Return each entry exactly, with none missing.

• INFORMATION GIVEN

-------------------------

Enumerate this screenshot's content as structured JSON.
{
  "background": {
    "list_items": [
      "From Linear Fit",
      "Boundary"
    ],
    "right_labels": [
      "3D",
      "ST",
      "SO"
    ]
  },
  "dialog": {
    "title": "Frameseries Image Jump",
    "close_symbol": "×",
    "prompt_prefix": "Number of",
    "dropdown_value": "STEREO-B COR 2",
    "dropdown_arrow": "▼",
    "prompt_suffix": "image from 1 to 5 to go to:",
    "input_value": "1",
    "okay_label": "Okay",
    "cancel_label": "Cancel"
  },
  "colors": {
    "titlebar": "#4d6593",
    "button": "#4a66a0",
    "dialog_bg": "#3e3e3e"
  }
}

-------------------------

• RESPONSE TO THE TASK
Enumerate this screenshot's content as structured JSON.
{
  "background": {
    "list_items": [
      "From Linear Fit",
      "Boundary"
    ],
    "right_labels": [
      "3D",
      "ST",
      "SO"
    ]
  },
  "dialog": {
    "title": "Frameseries Image Jump",
    "close_symbol": "×",
    "prompt_prefix": "Number of",
    "dropdown_value": "STEREO-B COR 2",
    "dropdown_arrow": "▼",
    "prompt_suffix": "image from 1 to 5 to go to:",
    "input_value": "1",
    "okay_label": "Okay",
    "cancel_label": "Cancel"
  },
  "colors": {
    "titlebar": "#4d6593",
    "button": "#4a66a0",
    "dialog_bg": "#3e3e3e"
  }
}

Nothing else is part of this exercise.